▽

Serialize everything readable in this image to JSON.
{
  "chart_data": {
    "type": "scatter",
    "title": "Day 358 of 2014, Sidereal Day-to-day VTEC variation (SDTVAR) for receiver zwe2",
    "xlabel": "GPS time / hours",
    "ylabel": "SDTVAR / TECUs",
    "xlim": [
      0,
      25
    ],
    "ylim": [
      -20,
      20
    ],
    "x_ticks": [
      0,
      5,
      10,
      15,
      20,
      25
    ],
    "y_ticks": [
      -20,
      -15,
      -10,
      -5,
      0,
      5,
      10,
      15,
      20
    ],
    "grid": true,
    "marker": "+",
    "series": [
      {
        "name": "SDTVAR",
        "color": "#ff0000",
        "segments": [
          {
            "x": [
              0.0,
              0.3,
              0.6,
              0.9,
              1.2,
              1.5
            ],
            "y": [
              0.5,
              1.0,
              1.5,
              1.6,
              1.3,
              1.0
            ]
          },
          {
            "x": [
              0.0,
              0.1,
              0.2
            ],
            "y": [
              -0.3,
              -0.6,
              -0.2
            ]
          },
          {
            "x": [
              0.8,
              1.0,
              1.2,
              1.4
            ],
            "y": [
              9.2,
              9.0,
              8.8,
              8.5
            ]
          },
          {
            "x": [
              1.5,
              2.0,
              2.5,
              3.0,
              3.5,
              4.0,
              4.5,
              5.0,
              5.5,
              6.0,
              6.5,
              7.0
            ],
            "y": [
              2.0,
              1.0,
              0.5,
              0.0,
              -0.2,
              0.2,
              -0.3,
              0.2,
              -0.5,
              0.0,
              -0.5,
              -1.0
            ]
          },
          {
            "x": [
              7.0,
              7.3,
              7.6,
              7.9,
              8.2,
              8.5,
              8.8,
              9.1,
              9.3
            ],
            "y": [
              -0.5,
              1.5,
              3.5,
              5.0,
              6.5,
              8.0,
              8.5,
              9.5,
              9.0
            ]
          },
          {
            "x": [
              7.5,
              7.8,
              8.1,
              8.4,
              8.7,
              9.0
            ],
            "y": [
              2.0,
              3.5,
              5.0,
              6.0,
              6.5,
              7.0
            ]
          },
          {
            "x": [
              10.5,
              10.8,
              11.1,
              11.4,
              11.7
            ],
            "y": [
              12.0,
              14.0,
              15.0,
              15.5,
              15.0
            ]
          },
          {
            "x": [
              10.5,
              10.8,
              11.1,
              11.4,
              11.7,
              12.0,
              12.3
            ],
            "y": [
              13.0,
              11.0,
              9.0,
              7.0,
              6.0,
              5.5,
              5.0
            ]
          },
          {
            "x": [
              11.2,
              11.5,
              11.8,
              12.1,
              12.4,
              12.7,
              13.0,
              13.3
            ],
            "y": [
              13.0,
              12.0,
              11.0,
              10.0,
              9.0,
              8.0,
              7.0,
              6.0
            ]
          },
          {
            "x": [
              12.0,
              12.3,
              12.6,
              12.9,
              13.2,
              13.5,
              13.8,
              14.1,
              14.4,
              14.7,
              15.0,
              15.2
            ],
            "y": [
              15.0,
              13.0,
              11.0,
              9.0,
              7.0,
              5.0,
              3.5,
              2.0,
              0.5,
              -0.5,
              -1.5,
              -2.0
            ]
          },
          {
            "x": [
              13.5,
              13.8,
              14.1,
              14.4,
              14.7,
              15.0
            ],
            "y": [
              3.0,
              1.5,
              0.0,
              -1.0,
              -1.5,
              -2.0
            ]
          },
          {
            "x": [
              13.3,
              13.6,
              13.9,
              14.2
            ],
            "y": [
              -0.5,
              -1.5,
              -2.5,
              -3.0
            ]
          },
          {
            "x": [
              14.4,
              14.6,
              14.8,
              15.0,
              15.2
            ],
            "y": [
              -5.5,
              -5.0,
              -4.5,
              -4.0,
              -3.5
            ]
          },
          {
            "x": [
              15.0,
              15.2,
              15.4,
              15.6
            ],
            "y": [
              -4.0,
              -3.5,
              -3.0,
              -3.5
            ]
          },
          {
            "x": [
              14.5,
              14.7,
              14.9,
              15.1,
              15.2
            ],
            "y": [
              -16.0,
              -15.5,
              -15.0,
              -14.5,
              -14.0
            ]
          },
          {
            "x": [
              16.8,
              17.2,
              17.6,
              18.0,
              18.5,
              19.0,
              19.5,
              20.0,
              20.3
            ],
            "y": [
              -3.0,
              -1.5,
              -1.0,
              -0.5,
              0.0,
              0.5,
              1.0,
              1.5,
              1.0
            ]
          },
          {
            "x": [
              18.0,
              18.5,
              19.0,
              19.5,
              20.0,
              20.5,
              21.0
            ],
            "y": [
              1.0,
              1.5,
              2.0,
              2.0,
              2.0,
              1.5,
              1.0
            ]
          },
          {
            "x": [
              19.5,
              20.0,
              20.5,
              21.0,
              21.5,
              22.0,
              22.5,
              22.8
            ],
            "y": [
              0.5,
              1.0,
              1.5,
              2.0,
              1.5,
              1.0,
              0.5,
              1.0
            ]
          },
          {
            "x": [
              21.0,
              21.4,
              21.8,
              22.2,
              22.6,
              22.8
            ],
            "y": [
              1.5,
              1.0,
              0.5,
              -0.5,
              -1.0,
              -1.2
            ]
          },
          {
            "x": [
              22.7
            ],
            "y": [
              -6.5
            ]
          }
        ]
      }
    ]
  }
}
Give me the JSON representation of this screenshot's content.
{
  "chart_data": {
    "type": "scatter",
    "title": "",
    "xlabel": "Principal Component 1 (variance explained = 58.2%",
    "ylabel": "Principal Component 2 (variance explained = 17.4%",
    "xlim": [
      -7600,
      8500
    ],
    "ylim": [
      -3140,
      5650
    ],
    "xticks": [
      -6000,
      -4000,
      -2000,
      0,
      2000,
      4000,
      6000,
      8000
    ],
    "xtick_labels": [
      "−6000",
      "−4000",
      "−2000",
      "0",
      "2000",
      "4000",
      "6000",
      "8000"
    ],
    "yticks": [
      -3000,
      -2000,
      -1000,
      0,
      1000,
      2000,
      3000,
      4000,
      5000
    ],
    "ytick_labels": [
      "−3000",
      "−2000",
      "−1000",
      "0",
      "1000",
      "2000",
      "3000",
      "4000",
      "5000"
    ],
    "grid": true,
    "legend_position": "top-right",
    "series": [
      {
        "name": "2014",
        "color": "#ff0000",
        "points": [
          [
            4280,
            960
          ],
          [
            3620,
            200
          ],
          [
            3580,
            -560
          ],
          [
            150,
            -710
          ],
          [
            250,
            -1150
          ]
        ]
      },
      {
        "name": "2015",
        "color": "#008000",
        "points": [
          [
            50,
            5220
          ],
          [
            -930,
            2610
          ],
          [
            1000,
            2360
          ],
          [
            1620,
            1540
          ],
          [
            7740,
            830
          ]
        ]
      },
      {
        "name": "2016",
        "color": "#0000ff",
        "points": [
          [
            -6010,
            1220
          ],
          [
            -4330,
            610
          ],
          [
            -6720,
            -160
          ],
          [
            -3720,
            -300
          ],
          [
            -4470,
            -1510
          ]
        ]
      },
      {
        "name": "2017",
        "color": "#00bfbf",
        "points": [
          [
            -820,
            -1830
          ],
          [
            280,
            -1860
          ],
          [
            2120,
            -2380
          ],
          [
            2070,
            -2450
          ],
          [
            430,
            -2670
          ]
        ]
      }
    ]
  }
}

△

## Set exercise
Write an exact transcription of every entry above.

## Result of the task
Serialize everything readable in this image to JSON.
{
  "chart_data": {
    "type": "scatter",
    "title": "Day 358 of 2014, Sidereal Day-to-day VTEC variation (SDTVAR) for receiver zwe2",
    "xlabel": "GPS time / hours",
    "ylabel": "SDTVAR / TECUs",
    "xlim": [
      0,
      25
    ],
    "ylim": [
      -20,
      20
    ],
    "x_ticks": [
      0,
      5,
      10,
      15,
      20,
      25
    ],
    "y_ticks": [
      -20,
      -15,
      -10,
      -5,
      0,
      5,
      10,
      15,
      20
    ],
    "grid": true,
    "marker": "+",
    "series": [
      {
        "name": "SDTVAR",
        "color": "#ff0000",
        "segments": [
          {
            "x": [
              0.0,
              0.3,
              0.6,
              0.9,
              1.2,
              1.5
            ],
            "y": [
              0.5,
              1.0,
              1.5,
              1.6,
              1.3,
              1.0
            ]
          },
          {
            "x": [
              0.0,
              0.1,
              0.2
            ],
            "y": [
              -0.3,
              -0.6,
              -0.2
            ]
          },
          {
            "x": [
              0.8,
              1.0,
              1.2,
              1.4
            ],
            "y": [
              9.2,
              9.0,
              8.8,
              8.5
            ]
          },
          {
            "x": [
              1.5,
              2.0,
              2.5,
              3.0,
              3.5,
              4.0,
              4.5,
              5.0,
              5.5,
              6.0,
              6.5,
              7.0
            ],
            "y": [
              2.0,
              1.0,
              0.5,
              0.0,
              -0.2,
              0.2,
              -0.3,
              0.2,
              -0.5,
              0.0,
              -0.5,
              -1.0
            ]
          },
          {
            "x": [
              7.0,
              7.3,
              7.6,
              7.9,
              8.2,
              8.5,
              8.8,
              9.1,
              9.3
            ],
            "y": [
              -0.5,
              1.5,
              3.5,
              5.0,
              6.5,
              8.0,
              8.5,
              9.5,
              9.0
            ]
          },
          {
            "x": [
              7.5,
              7.8,
              8.1,
              8.4,
              8.7,
              9.0
            ],
            "y": [
              2.0,
              3.5,
              5.0,
              6.0,
              6.5,
              7.0
            ]
          },
          {
            "x": [
              10.5,
              10.8,
              11.1,
              11.4,
              11.7
            ],
            "y": [
              12.0,
              14.0,
              15.0,
              15.5,
              15.0
            ]
          },
          {
            "x": [
              10.5,
              10.8,
              11.1,
              11.4,
              11.7,
              12.0,
              12.3
            ],
            "y": [
              13.0,
              11.0,
              9.0,
              7.0,
              6.0,
              5.5,
              5.0
            ]
          },
          {
            "x": [
              11.2,
              11.5,
              11.8,
              12.1,
              12.4,
              12.7,
              13.0,
              13.3
            ],
            "y": [
              13.0,
              12.0,
              11.0,
              10.0,
              9.0,
              8.0,
              7.0,
              6.0
            ]
          },
          {
            "x": [
              12.0,
              12.3,
              12.6,
              12.9,
              13.2,
              13.5,
              13.8,
              14.1,
              14.4,
              14.7,
              15.0,
              15.2
            ],
            "y": [
              15.0,
              13.0,
              11.0,
              9.0,
              7.0,
              5.0,
              3.5,
              2.0,
              0.5,
              -0.5,
              -1.5,
              -2.0
            ]
          },
          {
            "x": [
              13.5,
              13.8,
              14.1,
              14.4,
              14.7,
              15.0
            ],
            "y": [
              3.0,
              1.5,
              0.0,
              -1.0,
              -1.5,
              -2.0
            ]
          },
          {
            "x": [
              13.3,
              13.6,
              13.9,
              14.2
            ],
            "y": [
              -0.5,
              -1.5,
              -2.5,
              -3.0
            ]
          },
          {
            "x": [
              14.4,
              14.6,
              14.8,
              15.0,
              15.2
            ],
            "y": [
              -5.5,
              -5.0,
              -4.5,
              -4.0,
              -3.5
            ]
          },
          {
            "x": [
              15.0,
              15.2,
              15.4,
              15.6
            ],
            "y": [
              -4.0,
              -3.5,
              -3.0,
              -3.5
            ]
          },
          {
            "x": [
              14.5,
              14.7,
              14.9,
              15.1,
              15.2
            ],
            "y": [
              -16.0,
              -15.5,
              -15.0,
              -14.5,
              -14.0
            ]
          },
          {
            "x": [
              16.8,
              17.2,
              17.6,
              18.0,
              18.5,
              19.0,
              19.5,
              20.0,
              20.3
            ],
            "y": [
              -3.0,
              -1.5,
              -1.0,
              -0.5,
              0.0,
              0.5,
              1.0,
              1.5,
              1.0
            ]
          },
          {
            "x": [
              18.0,
              18.5,
              19.0,
              19.5,
              20.0,
              20.5,
              21.0
            ],
            "y": [
              1.0,
              1.5,
              2.0,
              2.0,
              2.0,
              1.5,
              1.0
            ]
          },
          {
            "x": [
              19.5,
              20.0,
              20.5,
              21.0,
              21.5,
              22.0,
              22.5,
              22.8
            ],
            "y": [
              0.5,
              1.0,
              1.5,
              2.0,
              1.5,
              1.0,
              0.5,
              1.0
            ]
          },
          {
            "x": [
              21.0,
              21.4,
              21.8,
              22.2,
              22.6,
              22.8
            ],
            "y": [
              1.5,
              1.0,
              0.5,
              -0.5,
              -1.0,
              -1.2
            ]
          },
          {
            "x": [
              22.7
            ],
            "y": [
              -6.5
            ]
          }
        ]
      }
    ]
  }
}
Give me the JSON representation of this screenshot's content.
{
  "chart_data": {
    "type": "scatter",
    "title": "",
    "xlabel": "Principal Component 1 (variance explained = 58.2%",
    "ylabel": "Principal Component 2 (variance explained = 17.4%",
    "xlim": [
      -7600,
      8500
    ],
    "ylim": [
      -3140,
      5650
    ],
    "xticks": [
      -6000,
      -4000,
      -2000,
      0,
      2000,
      4000,
      6000,
      8000
    ],
    "xtick_labels": [
      "−6000",
      "−4000",
      "−2000",
      "0",
      "2000",
      "4000",
      "6000",
      "8000"
    ],
    "yticks": [
      -3000,
      -2000,
      -1000,
      0,
      1000,
      2000,
      3000,
      4000,
      5000
    ],
    "ytick_labels": [
      "−3000",
      "−2000",
      "−1000",
      "0",
      "1000",
      "2000",
      "3000",
      "4000",
      "5000"
    ],
    "grid": true,
    "legend_position": "top-right",
    "series": [
      {
        "name": "2014",
        "color": "#ff0000",
        "points": [
          [
            4280,
            960
          ],
          [
            3620,
            200
          ],
          [
            3580,
            -560
          ],
          [
            150,
            -710
          ],
          [
            250,
            -1150
          ]
        ]
      },
      {
        "name": "2015",
        "color": "#008000",
        "points": [
          [
            50,
            5220
          ],
          [
            -930,
            2610
          ],
          [
            1000,
            2360
          ],
          [
            1620,
            1540
          ],
          [
            7740,
            830
          ]
        ]
      },
      {
        "name": "2016",
        "color": "#0000ff",
        "points": [
          [
            -6010,
            1220
          ],
          [
            -4330,
            610
          ],
          [
            -6720,
            -160
          ],
          [
            -3720,
            -300
          ],
          [
            -4470,
            -1510
          ]
        ]
      },
      {
        "name": "2017",
        "color": "#00bfbf",
        "points": [
          [
            -820,
            -1830
          ],
          [
            280,
            -1860
          ],
          [
            2120,
            -2380
          ],
          [
            2070,
            -2450
          ],
          [
            430,
            -2670
          ]
        ]
      }
    ]
  }
}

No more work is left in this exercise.